• [出題内容]: 下記の資料から、「Give me the」を含む行以降、「- Soft-start System label: [120, 142, 149, 160]」を含む行までの各行を、両端の行も含めて一字も変えずに再掲してください。

• [提示資料]:

--------------------

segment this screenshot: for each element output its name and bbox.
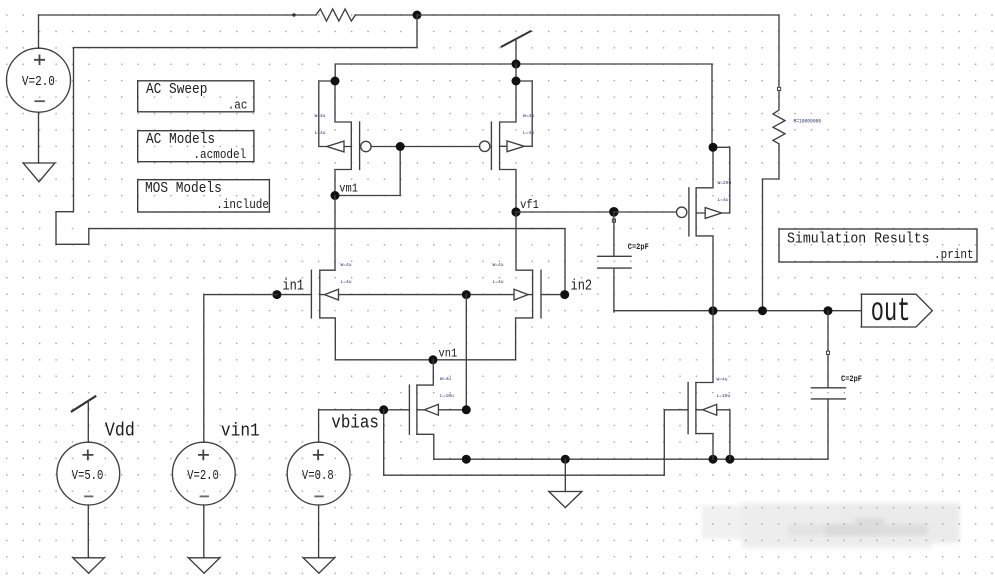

--------------------

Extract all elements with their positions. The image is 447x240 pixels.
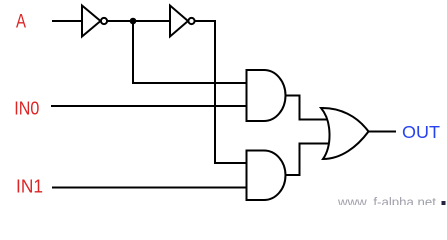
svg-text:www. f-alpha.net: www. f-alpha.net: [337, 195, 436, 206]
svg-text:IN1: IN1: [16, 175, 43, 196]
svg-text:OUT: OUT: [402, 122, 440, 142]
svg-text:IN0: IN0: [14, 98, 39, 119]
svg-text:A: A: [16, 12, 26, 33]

--------------------

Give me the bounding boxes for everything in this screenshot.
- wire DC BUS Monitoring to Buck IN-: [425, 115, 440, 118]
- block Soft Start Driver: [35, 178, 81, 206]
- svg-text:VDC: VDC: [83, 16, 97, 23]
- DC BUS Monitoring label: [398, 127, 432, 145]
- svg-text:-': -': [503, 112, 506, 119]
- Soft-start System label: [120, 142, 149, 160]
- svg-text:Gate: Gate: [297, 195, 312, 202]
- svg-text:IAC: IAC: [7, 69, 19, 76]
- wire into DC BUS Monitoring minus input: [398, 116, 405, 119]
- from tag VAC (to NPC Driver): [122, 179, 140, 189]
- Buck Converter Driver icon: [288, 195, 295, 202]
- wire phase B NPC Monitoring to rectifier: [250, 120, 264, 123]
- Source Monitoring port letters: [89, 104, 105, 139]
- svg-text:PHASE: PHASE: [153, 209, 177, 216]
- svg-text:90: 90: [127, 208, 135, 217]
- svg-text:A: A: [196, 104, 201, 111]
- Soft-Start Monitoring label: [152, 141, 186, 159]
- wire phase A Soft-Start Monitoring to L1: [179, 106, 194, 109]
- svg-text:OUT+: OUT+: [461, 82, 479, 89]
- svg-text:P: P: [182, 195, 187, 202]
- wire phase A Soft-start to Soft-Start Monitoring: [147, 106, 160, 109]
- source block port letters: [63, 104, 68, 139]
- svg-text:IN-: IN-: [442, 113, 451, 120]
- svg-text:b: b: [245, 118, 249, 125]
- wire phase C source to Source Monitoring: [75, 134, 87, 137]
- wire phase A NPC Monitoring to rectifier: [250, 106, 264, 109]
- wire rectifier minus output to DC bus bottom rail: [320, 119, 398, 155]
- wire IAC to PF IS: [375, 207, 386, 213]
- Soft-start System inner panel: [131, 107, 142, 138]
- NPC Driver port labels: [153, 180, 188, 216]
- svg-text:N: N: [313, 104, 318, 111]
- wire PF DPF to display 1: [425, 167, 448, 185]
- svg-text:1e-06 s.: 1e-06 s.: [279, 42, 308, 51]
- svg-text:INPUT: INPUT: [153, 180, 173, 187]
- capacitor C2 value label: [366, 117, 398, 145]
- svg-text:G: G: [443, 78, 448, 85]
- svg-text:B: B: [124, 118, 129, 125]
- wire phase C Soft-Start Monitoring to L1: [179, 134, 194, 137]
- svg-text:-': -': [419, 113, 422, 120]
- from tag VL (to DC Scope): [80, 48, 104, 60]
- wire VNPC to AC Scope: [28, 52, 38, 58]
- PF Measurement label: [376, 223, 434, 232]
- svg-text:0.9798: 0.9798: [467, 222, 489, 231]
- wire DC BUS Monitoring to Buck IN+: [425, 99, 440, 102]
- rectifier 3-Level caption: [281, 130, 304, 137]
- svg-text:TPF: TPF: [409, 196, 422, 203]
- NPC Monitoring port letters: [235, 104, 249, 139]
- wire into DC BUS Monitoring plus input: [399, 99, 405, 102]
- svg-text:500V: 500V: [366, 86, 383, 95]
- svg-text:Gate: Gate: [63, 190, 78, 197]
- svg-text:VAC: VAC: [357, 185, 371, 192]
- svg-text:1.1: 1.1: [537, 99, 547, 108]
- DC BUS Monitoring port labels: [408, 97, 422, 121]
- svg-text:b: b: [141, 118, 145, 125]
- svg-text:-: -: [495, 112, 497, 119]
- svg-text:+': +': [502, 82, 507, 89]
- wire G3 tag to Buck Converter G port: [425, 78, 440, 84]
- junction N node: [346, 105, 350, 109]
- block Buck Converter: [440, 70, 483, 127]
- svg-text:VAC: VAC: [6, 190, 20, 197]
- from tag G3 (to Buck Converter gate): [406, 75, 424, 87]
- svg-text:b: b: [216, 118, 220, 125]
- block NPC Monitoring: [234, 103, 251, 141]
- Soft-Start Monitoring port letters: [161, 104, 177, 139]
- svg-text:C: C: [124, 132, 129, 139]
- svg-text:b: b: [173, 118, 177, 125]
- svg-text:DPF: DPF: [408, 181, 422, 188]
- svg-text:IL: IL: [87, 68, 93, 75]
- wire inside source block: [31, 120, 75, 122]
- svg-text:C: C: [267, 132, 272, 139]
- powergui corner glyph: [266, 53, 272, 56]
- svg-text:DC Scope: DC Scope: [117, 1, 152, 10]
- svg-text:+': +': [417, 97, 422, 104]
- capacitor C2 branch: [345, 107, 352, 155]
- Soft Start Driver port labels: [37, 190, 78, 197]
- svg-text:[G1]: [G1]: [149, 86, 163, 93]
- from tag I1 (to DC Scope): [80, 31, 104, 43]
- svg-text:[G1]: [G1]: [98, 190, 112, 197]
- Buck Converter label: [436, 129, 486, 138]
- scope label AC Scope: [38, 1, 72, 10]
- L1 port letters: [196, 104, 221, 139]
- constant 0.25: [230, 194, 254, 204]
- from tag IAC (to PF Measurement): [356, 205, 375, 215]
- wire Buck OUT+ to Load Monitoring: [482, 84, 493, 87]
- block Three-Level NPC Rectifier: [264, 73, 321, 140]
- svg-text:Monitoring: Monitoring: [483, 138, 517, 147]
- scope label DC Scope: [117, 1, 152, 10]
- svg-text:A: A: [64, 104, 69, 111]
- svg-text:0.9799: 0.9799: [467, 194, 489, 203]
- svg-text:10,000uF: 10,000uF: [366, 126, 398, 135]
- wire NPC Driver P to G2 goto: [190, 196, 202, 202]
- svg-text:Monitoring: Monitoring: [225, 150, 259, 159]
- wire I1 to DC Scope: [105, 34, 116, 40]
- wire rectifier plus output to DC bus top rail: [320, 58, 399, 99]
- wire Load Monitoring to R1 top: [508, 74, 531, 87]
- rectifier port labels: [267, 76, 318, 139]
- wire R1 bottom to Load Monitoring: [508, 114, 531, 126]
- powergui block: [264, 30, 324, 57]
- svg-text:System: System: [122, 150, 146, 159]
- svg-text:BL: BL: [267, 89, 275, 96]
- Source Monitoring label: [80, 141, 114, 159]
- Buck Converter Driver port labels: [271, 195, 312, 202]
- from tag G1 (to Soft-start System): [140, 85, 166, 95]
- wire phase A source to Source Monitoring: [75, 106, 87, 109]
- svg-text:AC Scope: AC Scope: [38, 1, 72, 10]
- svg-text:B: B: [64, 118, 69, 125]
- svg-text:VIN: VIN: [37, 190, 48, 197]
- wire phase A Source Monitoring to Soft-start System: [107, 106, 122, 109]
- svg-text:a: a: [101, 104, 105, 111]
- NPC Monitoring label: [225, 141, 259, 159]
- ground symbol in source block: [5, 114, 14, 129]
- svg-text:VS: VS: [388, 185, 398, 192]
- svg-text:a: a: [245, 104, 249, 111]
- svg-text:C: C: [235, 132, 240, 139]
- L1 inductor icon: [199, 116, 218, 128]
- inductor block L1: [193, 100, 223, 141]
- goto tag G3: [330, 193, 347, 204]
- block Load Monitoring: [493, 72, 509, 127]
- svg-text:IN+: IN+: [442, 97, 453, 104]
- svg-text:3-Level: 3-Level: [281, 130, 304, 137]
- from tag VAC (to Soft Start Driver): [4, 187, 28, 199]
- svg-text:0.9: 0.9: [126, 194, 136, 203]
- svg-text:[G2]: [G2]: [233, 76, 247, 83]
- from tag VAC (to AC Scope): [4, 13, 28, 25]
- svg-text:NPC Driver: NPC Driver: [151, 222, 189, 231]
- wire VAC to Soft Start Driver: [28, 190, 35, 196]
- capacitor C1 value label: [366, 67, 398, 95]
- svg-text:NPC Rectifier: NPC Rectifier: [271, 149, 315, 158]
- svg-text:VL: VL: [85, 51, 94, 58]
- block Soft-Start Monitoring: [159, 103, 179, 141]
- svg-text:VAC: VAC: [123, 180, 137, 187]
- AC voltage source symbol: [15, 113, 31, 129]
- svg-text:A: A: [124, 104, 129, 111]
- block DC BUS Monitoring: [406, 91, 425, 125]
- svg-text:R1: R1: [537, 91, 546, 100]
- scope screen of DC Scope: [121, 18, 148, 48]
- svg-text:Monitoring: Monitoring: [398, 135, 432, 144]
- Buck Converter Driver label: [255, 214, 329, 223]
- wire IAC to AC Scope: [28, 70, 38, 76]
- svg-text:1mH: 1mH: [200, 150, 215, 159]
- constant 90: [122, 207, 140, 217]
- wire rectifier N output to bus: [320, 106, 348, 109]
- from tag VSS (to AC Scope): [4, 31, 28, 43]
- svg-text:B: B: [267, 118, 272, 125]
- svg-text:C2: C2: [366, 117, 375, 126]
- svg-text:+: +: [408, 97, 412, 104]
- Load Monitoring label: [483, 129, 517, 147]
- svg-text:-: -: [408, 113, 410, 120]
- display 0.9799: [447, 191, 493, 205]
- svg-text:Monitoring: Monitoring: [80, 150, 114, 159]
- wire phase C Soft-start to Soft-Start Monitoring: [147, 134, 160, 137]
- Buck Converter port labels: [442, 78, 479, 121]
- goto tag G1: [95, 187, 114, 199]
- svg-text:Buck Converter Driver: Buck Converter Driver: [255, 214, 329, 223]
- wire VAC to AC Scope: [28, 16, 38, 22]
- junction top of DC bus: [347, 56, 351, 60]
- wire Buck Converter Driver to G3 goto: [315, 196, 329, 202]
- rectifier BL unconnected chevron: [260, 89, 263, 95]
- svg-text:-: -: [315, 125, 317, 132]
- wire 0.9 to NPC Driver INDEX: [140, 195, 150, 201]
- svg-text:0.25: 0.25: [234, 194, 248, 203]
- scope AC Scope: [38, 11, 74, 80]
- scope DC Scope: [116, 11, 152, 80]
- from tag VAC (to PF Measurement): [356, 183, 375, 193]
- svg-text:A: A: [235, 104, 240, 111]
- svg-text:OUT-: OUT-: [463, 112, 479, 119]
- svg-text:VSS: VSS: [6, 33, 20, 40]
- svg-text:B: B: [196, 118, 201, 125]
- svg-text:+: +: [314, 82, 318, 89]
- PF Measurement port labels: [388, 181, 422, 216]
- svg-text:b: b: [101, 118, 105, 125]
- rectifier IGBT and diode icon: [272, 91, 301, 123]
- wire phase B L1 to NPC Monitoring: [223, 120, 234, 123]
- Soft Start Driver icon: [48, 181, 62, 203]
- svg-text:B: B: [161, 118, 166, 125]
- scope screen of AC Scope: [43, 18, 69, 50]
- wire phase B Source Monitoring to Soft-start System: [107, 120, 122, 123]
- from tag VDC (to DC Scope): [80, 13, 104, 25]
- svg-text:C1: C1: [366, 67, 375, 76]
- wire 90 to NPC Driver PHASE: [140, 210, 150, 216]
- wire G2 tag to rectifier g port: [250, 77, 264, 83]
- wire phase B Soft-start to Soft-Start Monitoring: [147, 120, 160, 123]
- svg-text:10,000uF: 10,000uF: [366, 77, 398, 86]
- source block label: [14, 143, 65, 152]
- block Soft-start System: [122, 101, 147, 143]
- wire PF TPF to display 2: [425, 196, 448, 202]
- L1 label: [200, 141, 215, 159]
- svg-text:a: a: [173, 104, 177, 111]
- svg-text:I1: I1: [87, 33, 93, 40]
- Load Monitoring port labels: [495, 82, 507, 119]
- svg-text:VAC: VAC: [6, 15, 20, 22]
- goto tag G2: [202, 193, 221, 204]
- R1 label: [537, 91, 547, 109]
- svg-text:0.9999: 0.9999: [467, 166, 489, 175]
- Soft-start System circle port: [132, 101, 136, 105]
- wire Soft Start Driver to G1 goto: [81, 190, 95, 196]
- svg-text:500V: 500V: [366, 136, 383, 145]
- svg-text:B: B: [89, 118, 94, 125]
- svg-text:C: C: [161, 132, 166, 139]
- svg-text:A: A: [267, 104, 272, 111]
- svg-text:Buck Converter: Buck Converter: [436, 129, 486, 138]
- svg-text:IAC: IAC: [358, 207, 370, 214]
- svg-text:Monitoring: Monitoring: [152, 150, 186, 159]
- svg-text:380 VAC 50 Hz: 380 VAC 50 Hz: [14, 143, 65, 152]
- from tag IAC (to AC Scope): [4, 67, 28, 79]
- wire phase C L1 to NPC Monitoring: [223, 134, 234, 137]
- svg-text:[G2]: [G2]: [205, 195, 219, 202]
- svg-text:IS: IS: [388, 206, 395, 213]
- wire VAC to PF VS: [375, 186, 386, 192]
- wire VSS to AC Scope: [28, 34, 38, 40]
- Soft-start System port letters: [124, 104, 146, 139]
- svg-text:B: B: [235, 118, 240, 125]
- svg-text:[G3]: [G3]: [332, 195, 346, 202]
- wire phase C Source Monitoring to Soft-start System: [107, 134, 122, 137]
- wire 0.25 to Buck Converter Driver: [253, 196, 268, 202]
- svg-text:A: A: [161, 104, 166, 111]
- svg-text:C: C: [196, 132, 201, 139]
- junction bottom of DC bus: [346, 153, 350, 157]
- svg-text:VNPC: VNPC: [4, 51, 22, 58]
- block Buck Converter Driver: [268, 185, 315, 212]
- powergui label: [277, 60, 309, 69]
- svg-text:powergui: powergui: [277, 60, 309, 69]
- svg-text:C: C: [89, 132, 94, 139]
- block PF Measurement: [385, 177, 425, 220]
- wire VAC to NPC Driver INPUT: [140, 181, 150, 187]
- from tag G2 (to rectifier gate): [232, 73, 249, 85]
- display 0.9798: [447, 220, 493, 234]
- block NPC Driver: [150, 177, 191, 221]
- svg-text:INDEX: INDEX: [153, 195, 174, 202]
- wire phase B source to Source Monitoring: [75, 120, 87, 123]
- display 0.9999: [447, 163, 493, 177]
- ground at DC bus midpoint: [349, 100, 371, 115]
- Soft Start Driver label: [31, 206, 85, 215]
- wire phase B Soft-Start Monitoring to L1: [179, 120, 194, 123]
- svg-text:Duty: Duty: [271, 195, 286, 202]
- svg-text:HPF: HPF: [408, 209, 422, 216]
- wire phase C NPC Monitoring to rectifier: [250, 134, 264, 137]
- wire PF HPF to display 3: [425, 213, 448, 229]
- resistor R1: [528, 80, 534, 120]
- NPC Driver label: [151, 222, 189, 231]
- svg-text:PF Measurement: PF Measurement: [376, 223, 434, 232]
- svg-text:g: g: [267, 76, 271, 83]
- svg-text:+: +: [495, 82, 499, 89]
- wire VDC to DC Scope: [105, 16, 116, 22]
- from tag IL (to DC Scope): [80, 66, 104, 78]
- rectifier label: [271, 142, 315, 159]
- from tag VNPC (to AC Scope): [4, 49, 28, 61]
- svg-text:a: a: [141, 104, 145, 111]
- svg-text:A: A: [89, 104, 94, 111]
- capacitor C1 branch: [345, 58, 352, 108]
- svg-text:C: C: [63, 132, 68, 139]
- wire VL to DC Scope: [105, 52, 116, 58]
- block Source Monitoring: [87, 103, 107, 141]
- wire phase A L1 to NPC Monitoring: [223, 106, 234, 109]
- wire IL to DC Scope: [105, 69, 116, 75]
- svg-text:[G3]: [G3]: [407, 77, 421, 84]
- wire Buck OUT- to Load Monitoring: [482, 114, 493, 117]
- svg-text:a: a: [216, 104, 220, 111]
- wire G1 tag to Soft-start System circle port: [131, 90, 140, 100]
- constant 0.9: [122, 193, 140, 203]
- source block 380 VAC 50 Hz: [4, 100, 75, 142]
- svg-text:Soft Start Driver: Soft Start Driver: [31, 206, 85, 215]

--------------------

• [本問の解答]:
Give me the bounding boxes for everything in this screenshot.
- wire DC BUS Monitoring to Buck IN-: [425, 115, 440, 118]
- block Soft Start Driver: [35, 178, 81, 206]
- svg-text:VDC: VDC: [83, 16, 97, 23]
- DC BUS Monitoring label: [398, 127, 432, 145]
- svg-text:-': -': [503, 112, 506, 119]
- Soft-start System label: [120, 142, 149, 160]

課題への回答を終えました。